Put every line of the entries below into a JSON list of strings, with one string per line and any blank lines left out.

[Records from a data source]
********************

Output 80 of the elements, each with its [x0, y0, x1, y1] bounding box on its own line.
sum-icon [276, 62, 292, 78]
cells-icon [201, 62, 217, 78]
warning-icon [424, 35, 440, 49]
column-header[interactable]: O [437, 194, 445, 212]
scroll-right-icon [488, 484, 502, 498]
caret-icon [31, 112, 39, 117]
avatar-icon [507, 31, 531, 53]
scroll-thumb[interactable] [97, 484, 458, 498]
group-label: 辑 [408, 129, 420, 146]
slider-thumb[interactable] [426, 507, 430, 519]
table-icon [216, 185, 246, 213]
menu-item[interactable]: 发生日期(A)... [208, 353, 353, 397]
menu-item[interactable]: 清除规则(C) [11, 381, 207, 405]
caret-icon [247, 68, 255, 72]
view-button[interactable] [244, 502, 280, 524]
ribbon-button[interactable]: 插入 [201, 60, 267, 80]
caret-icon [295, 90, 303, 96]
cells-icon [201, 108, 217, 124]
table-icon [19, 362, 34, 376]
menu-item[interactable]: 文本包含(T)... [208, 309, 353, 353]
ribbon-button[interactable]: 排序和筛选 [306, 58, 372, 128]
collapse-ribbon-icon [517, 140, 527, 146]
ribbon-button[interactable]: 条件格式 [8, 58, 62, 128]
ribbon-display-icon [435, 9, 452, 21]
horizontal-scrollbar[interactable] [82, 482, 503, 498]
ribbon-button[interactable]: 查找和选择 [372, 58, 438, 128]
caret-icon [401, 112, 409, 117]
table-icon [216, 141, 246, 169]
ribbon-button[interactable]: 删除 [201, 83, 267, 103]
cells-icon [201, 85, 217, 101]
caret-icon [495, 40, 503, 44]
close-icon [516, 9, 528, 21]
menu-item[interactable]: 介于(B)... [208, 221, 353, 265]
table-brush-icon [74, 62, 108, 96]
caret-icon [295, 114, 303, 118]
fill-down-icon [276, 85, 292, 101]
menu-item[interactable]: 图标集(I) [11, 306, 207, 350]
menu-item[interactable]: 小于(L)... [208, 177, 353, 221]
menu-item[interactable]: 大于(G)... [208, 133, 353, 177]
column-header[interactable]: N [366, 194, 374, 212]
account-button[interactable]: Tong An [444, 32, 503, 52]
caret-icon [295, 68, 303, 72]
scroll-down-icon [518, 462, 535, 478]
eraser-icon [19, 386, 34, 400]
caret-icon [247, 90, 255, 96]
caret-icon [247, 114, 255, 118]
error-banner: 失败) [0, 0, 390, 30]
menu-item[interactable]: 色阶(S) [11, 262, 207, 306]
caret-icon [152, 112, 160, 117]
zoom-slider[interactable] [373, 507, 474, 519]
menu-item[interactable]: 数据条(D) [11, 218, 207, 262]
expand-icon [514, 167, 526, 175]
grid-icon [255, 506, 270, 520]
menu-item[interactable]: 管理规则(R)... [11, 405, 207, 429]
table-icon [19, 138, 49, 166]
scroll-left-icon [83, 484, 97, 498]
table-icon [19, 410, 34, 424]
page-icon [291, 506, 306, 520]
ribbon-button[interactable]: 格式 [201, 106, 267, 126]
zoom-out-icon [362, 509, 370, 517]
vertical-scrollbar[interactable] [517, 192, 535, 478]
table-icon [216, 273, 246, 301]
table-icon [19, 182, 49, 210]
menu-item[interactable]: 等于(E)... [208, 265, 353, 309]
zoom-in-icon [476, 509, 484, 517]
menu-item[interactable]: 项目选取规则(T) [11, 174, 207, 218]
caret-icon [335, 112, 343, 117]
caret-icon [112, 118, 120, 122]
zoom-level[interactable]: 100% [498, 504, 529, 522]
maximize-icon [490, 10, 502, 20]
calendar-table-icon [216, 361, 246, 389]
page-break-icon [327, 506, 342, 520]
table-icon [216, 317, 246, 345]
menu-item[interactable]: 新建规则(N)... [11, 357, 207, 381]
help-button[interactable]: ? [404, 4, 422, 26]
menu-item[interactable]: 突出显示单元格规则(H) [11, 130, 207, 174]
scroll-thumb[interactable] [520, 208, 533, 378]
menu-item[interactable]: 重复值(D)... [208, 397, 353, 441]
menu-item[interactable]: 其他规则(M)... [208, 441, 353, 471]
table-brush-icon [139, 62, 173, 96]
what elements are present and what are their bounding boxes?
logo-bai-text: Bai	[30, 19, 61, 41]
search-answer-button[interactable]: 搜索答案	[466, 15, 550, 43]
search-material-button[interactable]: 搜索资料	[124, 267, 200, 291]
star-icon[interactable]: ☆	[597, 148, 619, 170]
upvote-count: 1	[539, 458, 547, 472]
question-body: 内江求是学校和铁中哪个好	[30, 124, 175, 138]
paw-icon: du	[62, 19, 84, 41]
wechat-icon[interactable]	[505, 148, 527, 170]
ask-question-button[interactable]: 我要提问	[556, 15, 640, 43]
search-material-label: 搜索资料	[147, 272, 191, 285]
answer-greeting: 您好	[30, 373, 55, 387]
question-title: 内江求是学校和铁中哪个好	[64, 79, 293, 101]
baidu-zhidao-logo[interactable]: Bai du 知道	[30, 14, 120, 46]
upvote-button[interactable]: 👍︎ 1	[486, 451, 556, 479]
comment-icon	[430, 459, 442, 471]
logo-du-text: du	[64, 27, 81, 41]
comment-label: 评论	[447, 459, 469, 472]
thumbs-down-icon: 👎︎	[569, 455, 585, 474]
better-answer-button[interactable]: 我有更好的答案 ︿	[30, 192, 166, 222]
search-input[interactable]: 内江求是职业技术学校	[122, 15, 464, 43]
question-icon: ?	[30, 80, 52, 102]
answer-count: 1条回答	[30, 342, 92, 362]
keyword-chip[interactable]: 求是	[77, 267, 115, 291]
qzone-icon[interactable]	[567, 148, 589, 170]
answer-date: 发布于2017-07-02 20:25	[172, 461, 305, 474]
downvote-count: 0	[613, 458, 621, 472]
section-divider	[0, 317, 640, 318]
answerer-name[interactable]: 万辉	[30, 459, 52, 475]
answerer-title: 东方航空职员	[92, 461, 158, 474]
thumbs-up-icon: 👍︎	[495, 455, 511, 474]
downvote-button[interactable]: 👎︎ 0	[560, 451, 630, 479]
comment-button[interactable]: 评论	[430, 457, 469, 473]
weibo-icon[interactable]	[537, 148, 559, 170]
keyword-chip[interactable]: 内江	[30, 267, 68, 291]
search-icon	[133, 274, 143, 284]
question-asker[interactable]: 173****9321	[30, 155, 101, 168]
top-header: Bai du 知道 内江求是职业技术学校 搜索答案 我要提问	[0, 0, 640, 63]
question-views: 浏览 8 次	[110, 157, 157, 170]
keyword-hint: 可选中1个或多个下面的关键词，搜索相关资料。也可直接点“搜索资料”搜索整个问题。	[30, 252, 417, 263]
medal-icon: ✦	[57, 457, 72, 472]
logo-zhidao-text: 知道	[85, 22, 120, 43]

********************

Exercise answer -
[
  "Output 80 of the elements, each with its [x0, y0, x1, y1] bounding box on its own line.",
  "sum-icon [276, 62, 292, 78]",
  "cells-icon [201, 62, 217, 78]",
  "warning-icon [424, 35, 440, 49]",
  "column-header[interactable]: O [437, 194, 445, 212]",
  "scroll-right-icon [488, 484, 502, 498]",
  "caret-icon [31, 112, 39, 117]",
  "avatar-icon [507, 31, 531, 53]",
  "scroll-thumb[interactable] [97, 484, 458, 498]",
  "group-label: 辑 [408, 129, 420, 146]",
  "slider-thumb[interactable] [426, 507, 430, 519]",
  "table-icon [216, 185, 246, 213]",
  "menu-item[interactable]: 发生日期(A)... [208, 353, 353, 397]",
  "menu-item[interactable]: 清除规则(C) [11, 381, 207, 405]",
  "caret-icon [247, 68, 255, 72]",
  "view-button[interactable] [244, 502, 280, 524]",
  "ribbon-button[interactable]: 插入 [201, 60, 267, 80]",
  "caret-icon [295, 90, 303, 96]",
  "cells-icon [201, 108, 217, 124]",
  "table-icon [19, 362, 34, 376]",
  "menu-item[interactable]: 文本包含(T)... [208, 309, 353, 353]",
  "ribbon-button[interactable]: 排序和筛选 [306, 58, 372, 128]",
  "collapse-ribbon-icon [517, 140, 527, 146]",
  "ribbon-button[interactable]: 条件格式 [8, 58, 62, 128]",
  "ribbon-display-icon [435, 9, 452, 21]",
  "horizontal-scrollbar[interactable] [82, 482, 503, 498]",
  "ribbon-button[interactable]: 查找和选择 [372, 58, 438, 128]",
  "caret-icon [401, 112, 409, 117]",
  "table-icon [216, 141, 246, 169]",
  "ribbon-button[interactable]: 删除 [201, 83, 267, 103]",
  "cells-icon [201, 85, 217, 101]",
  "caret-icon [495, 40, 503, 44]",
  "close-icon [516, 9, 528, 21]",
  "menu-item[interactable]: 介于(B)... [208, 221, 353, 265]",
  "table-brush-icon [74, 62, 108, 96]",
  "caret-icon [295, 114, 303, 118]",
  "fill-down-icon [276, 85, 292, 101]",
  "menu-item[interactable]: 图标集(I) [11, 306, 207, 350]",
  "menu-item[interactable]: 小于(L)... [208, 177, 353, 221]",
  "menu-item[interactable]: 大于(G)... [208, 133, 353, 177]",
  "column-header[interactable]: N [366, 194, 374, 212]",
  "account-button[interactable]: Tong An [444, 32, 503, 52]",
  "caret-icon [295, 68, 303, 72]",
  "scroll-down-icon [518, 462, 535, 478]",
  "eraser-icon [19, 386, 34, 400]",
  "caret-icon [247, 90, 255, 96]",
  "caret-icon [247, 114, 255, 118]",
  "error-banner: 失败) [0, 0, 390, 30]",
  "menu-item[interactable]: 色阶(S) [11, 262, 207, 306]",
  "caret-icon [152, 112, 160, 117]",
  "zoom-slider[interactable] [373, 507, 474, 519]",
  "menu-item[interactable]: 数据条(D) [11, 218, 207, 262]",
  "expand-icon [514, 167, 526, 175]",
  "grid-icon [255, 506, 270, 520]",
  "menu-item[interactable]: 管理规则(R)... [11, 405, 207, 429]",
  "table-icon [19, 138, 49, 166]",
  "scroll-left-icon [83, 484, 97, 498]",
  "table-icon [19, 410, 34, 424]",
  "page-icon [291, 506, 306, 520]",
  "ribbon-button[interactable]: 格式 [201, 106, 267, 126]",
  "zoom-out-icon [362, 509, 370, 517]",
  "vertical-scrollbar[interactable] [517, 192, 535, 478]",
  "table-icon [216, 273, 246, 301]",
  "table-icon [19, 182, 49, 210]",
  "menu-item[interactable]: 等于(E)... [208, 265, 353, 309]",
  "zoom-in-icon [476, 509, 484, 517]",
  "menu-item[interactable]: 项目选取规则(T) [11, 174, 207, 218]",
  "caret-icon [335, 112, 343, 117]",
  "caret-icon [112, 118, 120, 122]",
  "zoom-level[interactable]: 100% [498, 504, 529, 522]",
  "maximize-icon [490, 10, 502, 20]",
  "calendar-table-icon [216, 361, 246, 389]",
  "page-break-icon [327, 506, 342, 520]",
  "table-icon [216, 317, 246, 345]",
  "menu-item[interactable]: 新建规则(N)... [11, 357, 207, 381]",
  "help-button[interactable]: ? [404, 4, 422, 26]",
  "menu-item[interactable]: 突出显示单元格规则(H) [11, 130, 207, 174]",
  "scroll-thumb[interactable] [520, 208, 533, 378]",
  "menu-item[interactable]: 重复值(D)... [208, 397, 353, 441]",
  "menu-item[interactable]: 其他规则(M)... [208, 441, 353, 471]",
  "table-brush-icon [139, 62, 173, 96]",
  "what elements are present and what are their bounding boxes?",
  "logo-bai-text: Bai\t[30, 19, 61, 41]",
  "search-answer-button[interactable]: 搜索答案\t[466, 15, 550, 43]",
  "search-material-button[interactable]: 搜索资料\t[124, 267, 200, 291]",
  "star-icon[interactable]: ☆\t[597, 148, 619, 170]",
  "upvote-count: 1\t[539, 458, 547, 472]",
  "question-body: 内江求是学校和铁中哪个好\t[30, 124, 175, 138]",
  "paw-icon: du\t[62, 19, 84, 41]",
  "wechat-icon[interactable]\t[505, 148, 527, 170]",
  "ask-question-button[interactable]: 我要提问\t[556, 15, 640, 43]",
  "search-material-label: 搜索资料\t[147, 272, 191, 285]",
  "answer-greeting: 您好\t[30, 373, 55, 387]",
  "question-title: 内江求是学校和铁中哪个好\t[64, 79, 293, 101]",
  "baidu-zhidao-logo[interactable]: Bai du 知道\t[30, 14, 120, 46]",
  "upvote-button[interactable]: 👍︎ 1\t[486, 451, 556, 479]",
  "comment-icon\t[430, 459, 442, 471]",
  "logo-du-text: du\t[64, 27, 81, 41]",
  "comment-label: 评论\t[447, 459, 469, 472]",
  "thumbs-down-icon: 👎︎\t[569, 455, 585, 474]",
  "better-answer-button[interactable]: 我有更好的答案 ︿\t[30, 192, 166, 222]",
  "search-input[interactable]: 内江求是职业技术学校\t[122, 15, 464, 43]",
  "question-icon: ?\t[30, 80, 52, 102]",
  "answer-count: 1条回答\t[30, 342, 92, 362]",
  "keyword-chip[interactable]: 求是\t[77, 267, 115, 291]",
  "qzone-icon[interactable]\t[567, 148, 589, 170]",
  "answer-date: 发布于2017-07-02 20:25\t[172, 461, 305, 474]",
  "downvote-count: 0\t[613, 458, 621, 472]",
  "section-divider\t[0, 317, 640, 318]",
  "answerer-name[interactable]: 万辉\t[30, 459, 52, 475]",
  "answerer-title: 东方航空职员\t[92, 461, 158, 474]",
  "thumbs-up-icon: 👍︎\t[495, 455, 511, 474]",
  "downvote-button[interactable]: 👎︎ 0\t[560, 451, 630, 479]",
  "comment-button[interactable]: 评论\t[430, 457, 469, 473]",
  "weibo-icon[interactable]\t[537, 148, 559, 170]",
  "keyword-chip[interactable]: 内江\t[30, 267, 68, 291]",
  "search-icon\t[133, 274, 143, 284]",
  "question-asker[interactable]: 173****9321\t[30, 155, 101, 168]",
  "top-header: Bai du 知道 内江求是职业技术学校 搜索答案 我要提问\t[0, 0, 640, 63]",
  "question-views: 浏览 8 次\t[110, 157, 157, 170]",
  "keyword-hint: 可选中1个或多个下面的关键词，搜索相关资料。也可直接点“搜索资料”搜索整个问题。\t[30, 252, 417, 263]",
  "medal-icon: ✦\t[57, 457, 72, 472]",
  "logo-zhidao-text: 知道\t[85, 22, 120, 43]"
]